[Source data]
____

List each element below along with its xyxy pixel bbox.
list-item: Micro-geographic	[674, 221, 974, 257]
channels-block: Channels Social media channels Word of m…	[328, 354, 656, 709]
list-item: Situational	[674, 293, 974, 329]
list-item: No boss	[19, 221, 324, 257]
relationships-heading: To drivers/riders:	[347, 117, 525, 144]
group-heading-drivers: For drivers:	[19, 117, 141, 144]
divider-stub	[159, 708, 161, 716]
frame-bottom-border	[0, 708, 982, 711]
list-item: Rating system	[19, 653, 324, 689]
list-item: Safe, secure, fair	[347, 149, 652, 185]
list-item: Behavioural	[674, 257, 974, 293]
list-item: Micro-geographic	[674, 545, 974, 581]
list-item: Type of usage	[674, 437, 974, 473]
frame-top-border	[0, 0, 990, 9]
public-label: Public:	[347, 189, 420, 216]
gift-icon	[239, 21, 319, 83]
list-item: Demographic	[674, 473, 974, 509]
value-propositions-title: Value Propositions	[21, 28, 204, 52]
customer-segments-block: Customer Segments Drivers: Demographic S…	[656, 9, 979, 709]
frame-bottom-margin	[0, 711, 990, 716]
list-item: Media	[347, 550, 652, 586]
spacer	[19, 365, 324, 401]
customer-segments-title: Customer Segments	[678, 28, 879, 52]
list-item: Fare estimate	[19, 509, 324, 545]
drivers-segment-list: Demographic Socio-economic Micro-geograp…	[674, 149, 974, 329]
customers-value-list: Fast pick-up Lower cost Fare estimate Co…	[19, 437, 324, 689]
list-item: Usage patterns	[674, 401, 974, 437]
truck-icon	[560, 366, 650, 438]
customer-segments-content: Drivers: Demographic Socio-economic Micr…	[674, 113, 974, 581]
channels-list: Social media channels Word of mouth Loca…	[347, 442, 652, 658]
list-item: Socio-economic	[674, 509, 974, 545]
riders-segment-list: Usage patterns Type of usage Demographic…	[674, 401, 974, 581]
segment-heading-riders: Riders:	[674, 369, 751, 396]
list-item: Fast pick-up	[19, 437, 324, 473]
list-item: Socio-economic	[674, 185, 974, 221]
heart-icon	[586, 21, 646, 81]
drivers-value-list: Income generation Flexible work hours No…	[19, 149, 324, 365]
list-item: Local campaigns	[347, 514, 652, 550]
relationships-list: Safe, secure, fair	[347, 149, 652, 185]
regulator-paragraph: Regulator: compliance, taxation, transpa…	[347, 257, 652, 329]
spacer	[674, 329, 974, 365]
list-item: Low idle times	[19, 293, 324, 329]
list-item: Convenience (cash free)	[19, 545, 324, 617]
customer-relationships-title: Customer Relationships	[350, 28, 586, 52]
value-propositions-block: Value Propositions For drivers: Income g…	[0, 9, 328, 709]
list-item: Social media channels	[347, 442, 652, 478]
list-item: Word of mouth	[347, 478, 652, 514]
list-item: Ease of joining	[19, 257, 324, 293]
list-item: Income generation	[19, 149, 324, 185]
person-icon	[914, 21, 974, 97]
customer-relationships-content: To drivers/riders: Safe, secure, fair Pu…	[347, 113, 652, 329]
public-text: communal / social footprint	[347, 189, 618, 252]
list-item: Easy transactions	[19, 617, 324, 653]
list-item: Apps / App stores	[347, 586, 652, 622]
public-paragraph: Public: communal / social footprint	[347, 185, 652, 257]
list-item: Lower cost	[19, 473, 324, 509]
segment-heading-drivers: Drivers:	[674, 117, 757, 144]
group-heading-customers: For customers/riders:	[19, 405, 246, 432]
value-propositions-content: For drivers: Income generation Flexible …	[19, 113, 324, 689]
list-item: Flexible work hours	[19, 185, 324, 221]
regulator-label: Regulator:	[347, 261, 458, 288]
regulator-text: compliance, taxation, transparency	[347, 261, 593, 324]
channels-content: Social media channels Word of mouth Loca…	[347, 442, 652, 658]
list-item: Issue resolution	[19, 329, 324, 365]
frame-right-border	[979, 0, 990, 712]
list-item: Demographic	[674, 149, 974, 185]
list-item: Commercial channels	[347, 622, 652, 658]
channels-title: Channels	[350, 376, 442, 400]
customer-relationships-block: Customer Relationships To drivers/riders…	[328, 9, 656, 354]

____

→ **Set task**
Reproduce every line of the items above verbatim, with no changes.

→ **Written response**
List each element below along with its xyxy pixel bbox.
list-item: Micro-geographic	[674, 221, 974, 257]
channels-block: Channels Social media channels Word of m…	[328, 354, 656, 709]
list-item: Situational	[674, 293, 974, 329]
list-item: No boss	[19, 221, 324, 257]
relationships-heading: To drivers/riders:	[347, 117, 525, 144]
group-heading-drivers: For drivers:	[19, 117, 141, 144]
divider-stub	[159, 708, 161, 716]
frame-bottom-border	[0, 708, 982, 711]
list-item: Rating system	[19, 653, 324, 689]
list-item: Safe, secure, fair	[347, 149, 652, 185]
list-item: Behavioural	[674, 257, 974, 293]
list-item: Micro-geographic	[674, 545, 974, 581]
list-item: Type of usage	[674, 437, 974, 473]
frame-top-border	[0, 0, 990, 9]
public-label: Public:	[347, 189, 420, 216]
gift-icon	[239, 21, 319, 83]
list-item: Demographic	[674, 473, 974, 509]
value-propositions-title: Value Propositions	[21, 28, 204, 52]
customer-segments-block: Customer Segments Drivers: Demographic S…	[656, 9, 979, 709]
frame-bottom-margin	[0, 711, 990, 716]
list-item: Media	[347, 550, 652, 586]
spacer	[19, 365, 324, 401]
customer-segments-title: Customer Segments	[678, 28, 879, 52]
list-item: Fare estimate	[19, 509, 324, 545]
drivers-segment-list: Demographic Socio-economic Micro-geograp…	[674, 149, 974, 329]
customers-value-list: Fast pick-up Lower cost Fare estimate Co…	[19, 437, 324, 689]
list-item: Usage patterns	[674, 401, 974, 437]
truck-icon	[560, 366, 650, 438]
customer-segments-content: Drivers: Demographic Socio-economic Micr…	[674, 113, 974, 581]
channels-list: Social media channels Word of mouth Loca…	[347, 442, 652, 658]
list-item: Socio-economic	[674, 509, 974, 545]
riders-segment-list: Usage patterns Type of usage Demographic…	[674, 401, 974, 581]
segment-heading-riders: Riders:	[674, 369, 751, 396]
list-item: Fast pick-up	[19, 437, 324, 473]
list-item: Socio-economic	[674, 185, 974, 221]
heart-icon	[586, 21, 646, 81]
drivers-value-list: Income generation Flexible work hours No…	[19, 149, 324, 365]
list-item: Local campaigns	[347, 514, 652, 550]
relationships-list: Safe, secure, fair	[347, 149, 652, 185]
regulator-paragraph: Regulator: compliance, taxation, transpa…	[347, 257, 652, 329]
spacer	[674, 329, 974, 365]
list-item: Low idle times	[19, 293, 324, 329]
list-item: Convenience (cash free)	[19, 545, 324, 617]
customer-relationships-title: Customer Relationships	[350, 28, 586, 52]
value-propositions-block: Value Propositions For drivers: Income g…	[0, 9, 328, 709]
list-item: Social media channels	[347, 442, 652, 478]
list-item: Word of mouth	[347, 478, 652, 514]
list-item: Ease of joining	[19, 257, 324, 293]
list-item: Income generation	[19, 149, 324, 185]
person-icon	[914, 21, 974, 97]
customer-relationships-content: To drivers/riders: Safe, secure, fair Pu…	[347, 113, 652, 329]
public-text: communal / social footprint	[347, 189, 618, 252]
list-item: Easy transactions	[19, 617, 324, 653]
list-item: Apps / App stores	[347, 586, 652, 622]
public-paragraph: Public: communal / social footprint	[347, 185, 652, 257]
list-item: Lower cost	[19, 473, 324, 509]
segment-heading-drivers: Drivers:	[674, 117, 757, 144]
group-heading-customers: For customers/riders:	[19, 405, 246, 432]
value-propositions-content: For drivers: Income generation Flexible …	[19, 113, 324, 689]
list-item: Flexible work hours	[19, 185, 324, 221]
regulator-label: Regulator:	[347, 261, 458, 288]
regulator-text: compliance, taxation, transparency	[347, 261, 593, 324]
channels-content: Social media channels Word of mouth Loca…	[347, 442, 652, 658]
list-item: Issue resolution	[19, 329, 324, 365]
frame-right-border	[979, 0, 990, 712]
list-item: Demographic	[674, 149, 974, 185]
list-item: Commercial channels	[347, 622, 652, 658]
channels-title: Channels	[350, 376, 442, 400]
customer-relationships-block: Customer Relationships To drivers/riders…	[328, 9, 656, 354]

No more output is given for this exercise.